# EXERCISE DESCRIPTION
Repeat the full listing, word for word.

# DATA ROWS
=-=-=

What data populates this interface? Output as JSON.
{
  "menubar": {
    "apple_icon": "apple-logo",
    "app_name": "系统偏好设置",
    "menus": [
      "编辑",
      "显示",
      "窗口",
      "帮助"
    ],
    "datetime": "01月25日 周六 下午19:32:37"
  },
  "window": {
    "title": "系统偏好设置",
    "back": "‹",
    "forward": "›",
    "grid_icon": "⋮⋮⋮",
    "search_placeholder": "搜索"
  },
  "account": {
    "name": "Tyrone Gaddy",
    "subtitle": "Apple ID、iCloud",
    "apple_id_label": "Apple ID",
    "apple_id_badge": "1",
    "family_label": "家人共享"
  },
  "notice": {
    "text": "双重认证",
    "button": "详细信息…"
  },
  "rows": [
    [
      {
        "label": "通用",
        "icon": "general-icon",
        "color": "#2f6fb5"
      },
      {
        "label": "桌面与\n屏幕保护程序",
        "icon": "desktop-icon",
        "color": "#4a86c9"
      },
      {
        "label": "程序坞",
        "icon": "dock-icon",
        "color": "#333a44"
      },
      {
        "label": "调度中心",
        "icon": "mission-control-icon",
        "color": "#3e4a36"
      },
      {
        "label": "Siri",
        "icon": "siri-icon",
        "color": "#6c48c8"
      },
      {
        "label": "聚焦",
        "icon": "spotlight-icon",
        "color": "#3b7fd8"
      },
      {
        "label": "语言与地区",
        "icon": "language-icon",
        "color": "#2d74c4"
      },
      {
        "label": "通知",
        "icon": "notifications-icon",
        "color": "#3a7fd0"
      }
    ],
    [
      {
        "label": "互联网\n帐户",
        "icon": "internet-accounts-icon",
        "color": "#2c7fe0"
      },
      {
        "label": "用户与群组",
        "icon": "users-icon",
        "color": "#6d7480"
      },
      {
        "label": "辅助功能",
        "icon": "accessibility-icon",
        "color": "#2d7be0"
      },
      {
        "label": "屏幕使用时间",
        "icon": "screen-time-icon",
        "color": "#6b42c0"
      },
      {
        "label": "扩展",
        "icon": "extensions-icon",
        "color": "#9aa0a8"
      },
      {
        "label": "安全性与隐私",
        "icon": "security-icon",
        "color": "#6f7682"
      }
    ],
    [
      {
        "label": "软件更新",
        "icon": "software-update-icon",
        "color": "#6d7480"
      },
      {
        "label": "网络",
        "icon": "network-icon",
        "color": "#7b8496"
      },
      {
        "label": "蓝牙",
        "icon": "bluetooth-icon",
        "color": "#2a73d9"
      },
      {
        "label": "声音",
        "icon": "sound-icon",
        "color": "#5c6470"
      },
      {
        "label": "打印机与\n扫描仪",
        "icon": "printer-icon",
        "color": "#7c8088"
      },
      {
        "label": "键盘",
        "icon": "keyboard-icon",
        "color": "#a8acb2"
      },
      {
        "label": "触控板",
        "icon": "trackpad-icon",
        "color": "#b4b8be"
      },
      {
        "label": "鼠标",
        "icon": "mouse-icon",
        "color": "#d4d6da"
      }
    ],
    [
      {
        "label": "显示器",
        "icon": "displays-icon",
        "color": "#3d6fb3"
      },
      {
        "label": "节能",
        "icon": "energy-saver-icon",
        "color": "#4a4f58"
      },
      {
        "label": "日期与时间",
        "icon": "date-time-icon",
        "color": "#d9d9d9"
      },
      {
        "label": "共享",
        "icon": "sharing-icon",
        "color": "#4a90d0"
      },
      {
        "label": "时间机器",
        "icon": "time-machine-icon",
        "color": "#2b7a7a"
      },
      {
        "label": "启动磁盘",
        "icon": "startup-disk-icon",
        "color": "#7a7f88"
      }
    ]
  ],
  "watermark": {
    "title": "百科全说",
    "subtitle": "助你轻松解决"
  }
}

=-=-=

# THE RESULT
What data populates this interface? Output as JSON.
{
  "menubar": {
    "apple_icon": "apple-logo",
    "app_name": "系统偏好设置",
    "menus": [
      "编辑",
      "显示",
      "窗口",
      "帮助"
    ],
    "datetime": "01月25日 周六 下午19:32:37"
  },
  "window": {
    "title": "系统偏好设置",
    "back": "‹",
    "forward": "›",
    "grid_icon": "⋮⋮⋮",
    "search_placeholder": "搜索"
  },
  "account": {
    "name": "Tyrone Gaddy",
    "subtitle": "Apple ID、iCloud",
    "apple_id_label": "Apple ID",
    "apple_id_badge": "1",
    "family_label": "家人共享"
  },
  "notice": {
    "text": "双重认证",
    "button": "详细信息…"
  },
  "rows": [
    [
      {
        "label": "通用",
        "icon": "general-icon",
        "color": "#2f6fb5"
      },
      {
        "label": "桌面与\n屏幕保护程序",
        "icon": "desktop-icon",
        "color": "#4a86c9"
      },
      {
        "label": "程序坞",
        "icon": "dock-icon",
        "color": "#333a44"
      },
      {
        "label": "调度中心",
        "icon": "mission-control-icon",
        "color": "#3e4a36"
      },
      {
        "label": "Siri",
        "icon": "siri-icon",
        "color": "#6c48c8"
      },
      {
        "label": "聚焦",
        "icon": "spotlight-icon",
        "color": "#3b7fd8"
      },
      {
        "label": "语言与地区",
        "icon": "language-icon",
        "color": "#2d74c4"
      },
      {
        "label": "通知",
        "icon": "notifications-icon",
        "color": "#3a7fd0"
      }
    ],
    [
      {
        "label": "互联网\n帐户",
        "icon": "internet-accounts-icon",
        "color": "#2c7fe0"
      },
      {
        "label": "用户与群组",
        "icon": "users-icon",
        "color": "#6d7480"
      },
      {
        "label": "辅助功能",
        "icon": "accessibility-icon",
        "color": "#2d7be0"
      },
      {
        "label": "屏幕使用时间",
        "icon": "screen-time-icon",
        "color": "#6b42c0"
      },
      {
        "label": "扩展",
        "icon": "extensions-icon",
        "color": "#9aa0a8"
      },
      {
        "label": "安全性与隐私",
        "icon": "security-icon",
        "color": "#6f7682"
      }
    ],
    [
      {
        "label": "软件更新",
        "icon": "software-update-icon",
        "color": "#6d7480"
      },
      {
        "label": "网络",
        "icon": "network-icon",
        "color": "#7b8496"
      },
      {
        "label": "蓝牙",
        "icon": "bluetooth-icon",
        "color": "#2a73d9"
      },
      {
        "label": "声音",
        "icon": "sound-icon",
        "color": "#5c6470"
      },
      {
        "label": "打印机与\n扫描仪",
        "icon": "printer-icon",
        "color": "#7c8088"
      },
      {
        "label": "键盘",
        "icon": "keyboard-icon",
        "color": "#a8acb2"
      },
      {
        "label": "触控板",
        "icon": "trackpad-icon",
        "color": "#b4b8be"
      },
      {
        "label": "鼠标",
        "icon": "mouse-icon",
        "color": "#d4d6da"
      }
    ],
    [
      {
        "label": "显示器",
        "icon": "displays-icon",
        "color": "#3d6fb3"
      },
      {
        "label": "节能",
        "icon": "energy-saver-icon",
        "color": "#4a4f58"
      },
      {
        "label": "日期与时间",
        "icon": "date-time-icon",
        "color": "#d9d9d9"
      },
      {
        "label": "共享",
        "icon": "sharing-icon",
        "color": "#4a90d0"
      },
      {
        "label": "时间机器",
        "icon": "time-machine-icon",
        "color": "#2b7a7a"
      },
      {
        "label": "启动磁盘",
        "icon": "startup-disk-icon",
        "color": "#7a7f88"
      }
    ]
  ],
  "watermark": {
    "title": "百科全说",
    "subtitle": "助你轻松解决"
  }
}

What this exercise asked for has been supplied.